## EXERCISE
Where a line holds "text", copy it.

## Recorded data
- - - - - - -

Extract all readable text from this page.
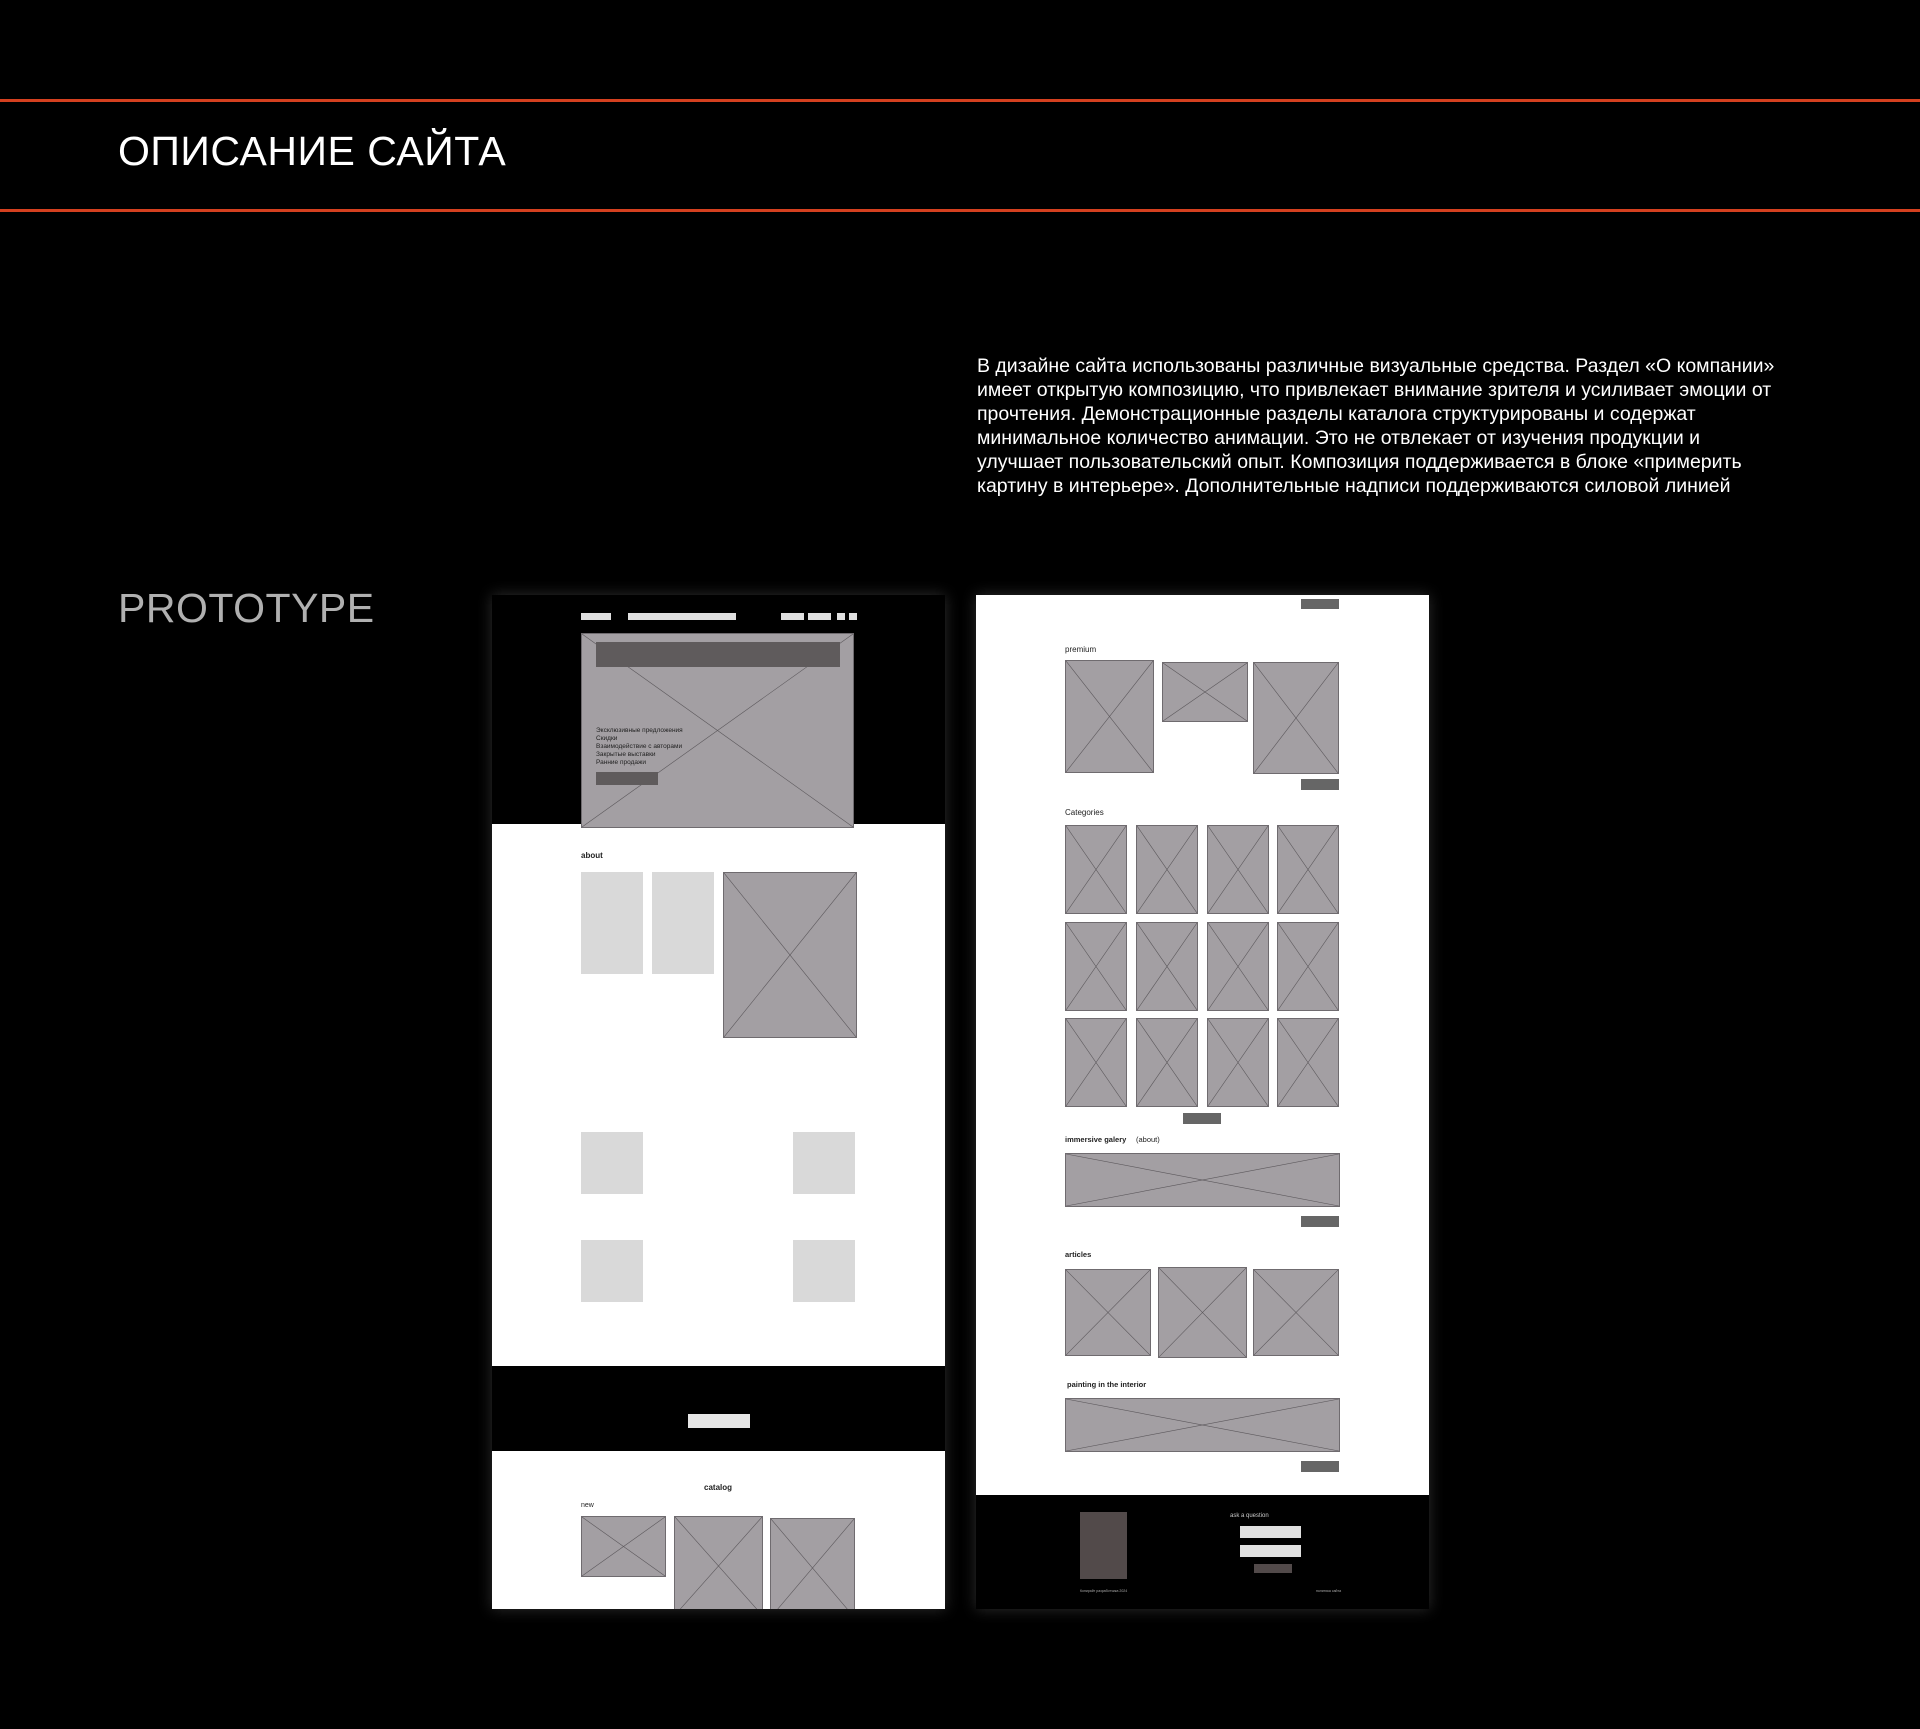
ОПИСАНИЕ САЙТА
В дизайне сайта использованы различные визуальные средства. Раздел «О компании» имеет открытую композицию, что привлекает внимание зрителя и усиливает эмоции от прочтения. Демонстрационные разделы каталога структурированы и содержат минимальное количество анимации. Это не отвлекает от изучения продукции и улучшает пользовательский опыт. Композиция поддерживается в блоке «примерить картину в интерьере». Дополнительные надписи поддерживаются силовой линией
PROTOTYPE
Эксклюзивные предложения
Скидки
Взаимодействие с авторами
Закрытые выставки
Ранние продажи
about
catalog
new
premium
Categories
immersive galery (about)
articles
painting in the interior
ask a question
Копирайт разработчика 2024	политика сайта
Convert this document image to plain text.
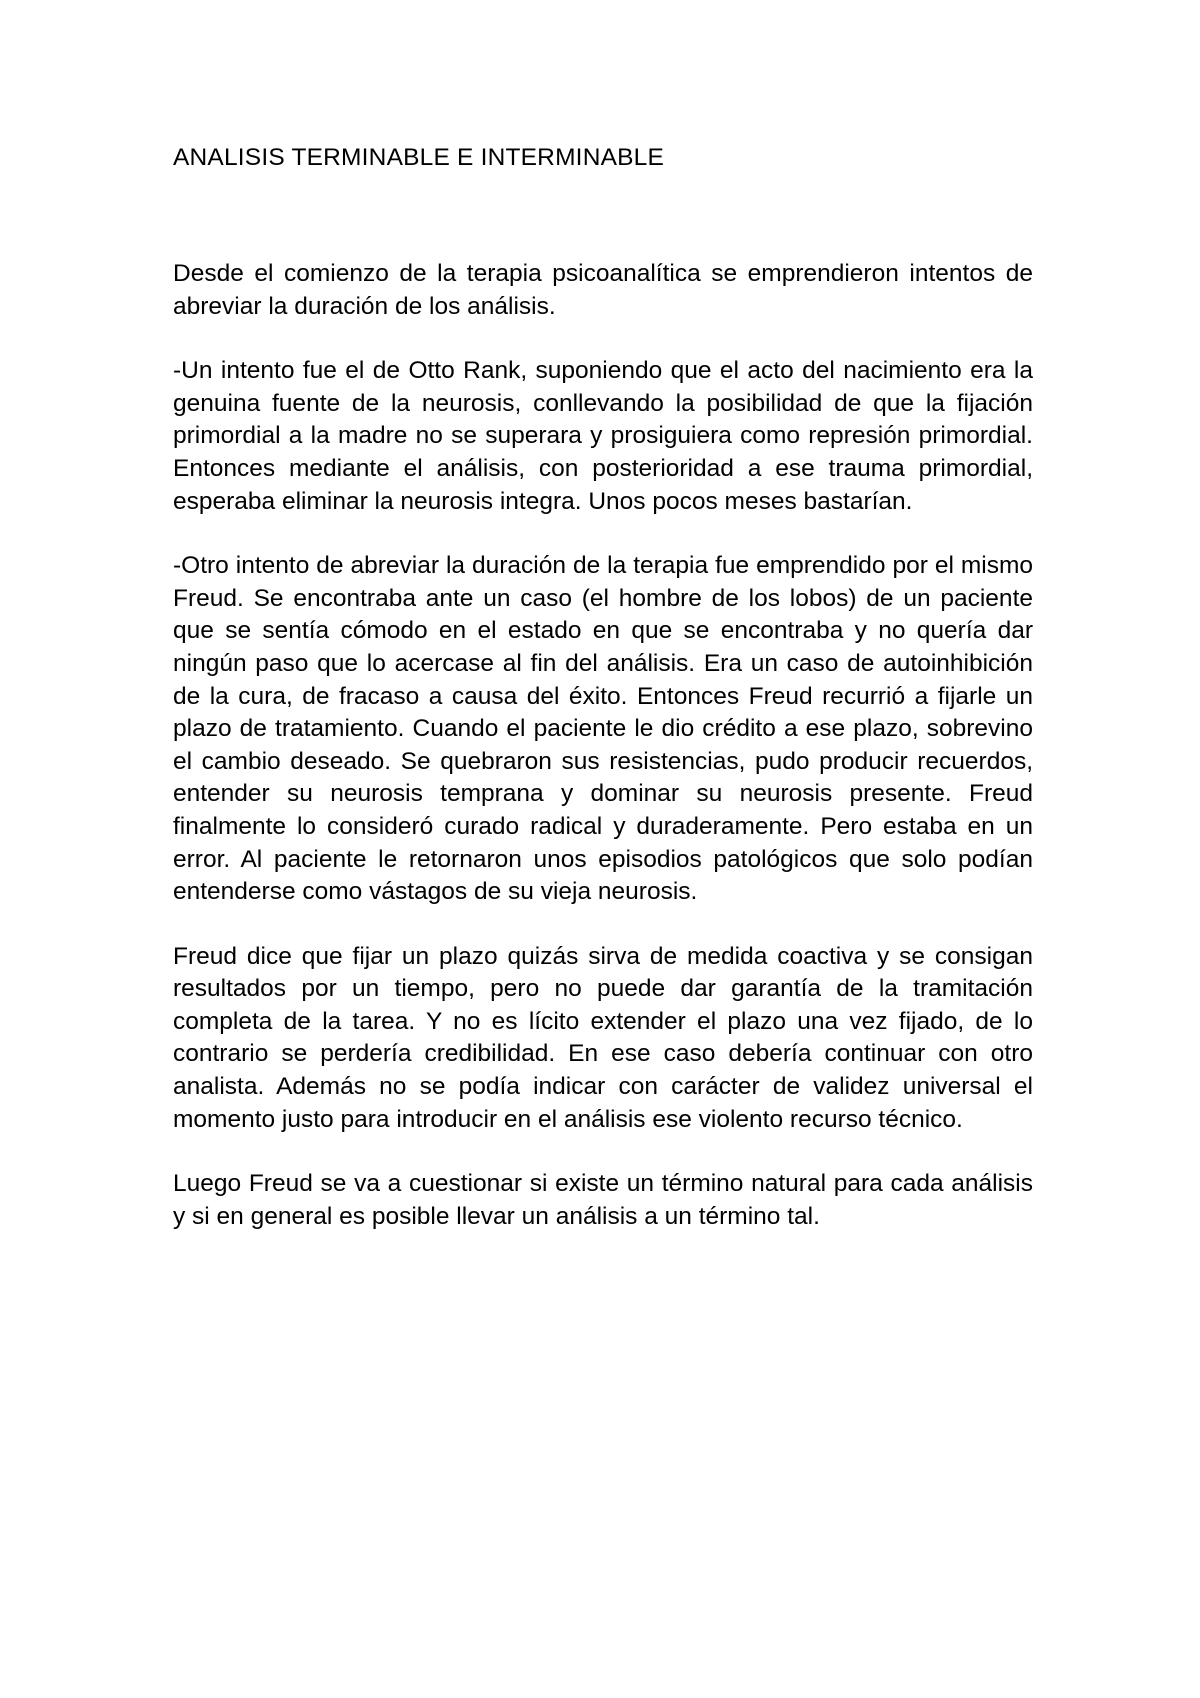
ANALISIS TERMINABLE E INTERMINABLE

Desde el comienzo de la terapia psicoanalítica se emprendieron intentos de abreviar la duración de los análisis.

-Un intento fue el de Otto Rank, suponiendo que el acto del nacimiento era la genuina fuente de la neurosis, conllevando la posibilidad de que la fijación primordial a la madre no se superara y prosiguiera como represión primordial. Entonces mediante el análisis, con posterioridad a ese trauma primordial, esperaba eliminar la neurosis integra. Unos pocos meses bastarían.

-Otro intento de abreviar la duración de la terapia fue emprendido por el mismo Freud. Se encontraba ante un caso (el hombre de los lobos) de un paciente que se sentía cómodo en el estado en que se encontraba y no quería dar ningún paso que lo acercase al fin del análisis. Era un caso de autoinhibición de la cura, de fracaso a causa del éxito. Entonces Freud recurrió a fijarle un plazo de tratamiento. Cuando el paciente le dio crédito a ese plazo, sobrevino el cambio deseado. Se quebraron sus resistencias, pudo producir recuerdos, entender su neurosis temprana y dominar su neurosis presente. Freud finalmente lo consideró curado radical y duraderamente. Pero estaba en un error. Al paciente le retornaron unos episodios patológicos que solo podían entenderse como vástagos de su vieja neurosis.

Freud dice que fijar un plazo quizás sirva de medida coactiva y se consigan resultados por un tiempo, pero no puede dar garantía de la tramitación completa de la tarea. Y no es lícito extender el plazo una vez fijado, de lo contrario se perdería credibilidad. En ese caso debería continuar con otro analista. Además no se podía indicar con carácter de validez universal el momento justo para introducir en el análisis ese violento recurso técnico.

Luego Freud se va a cuestionar si existe un término natural para cada análisis y si en general es posible llevar un análisis a un término tal.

- - - - - - -

## COMPLETE ANSWER
Extract all readable text from this page.
Convert this document image to plain text.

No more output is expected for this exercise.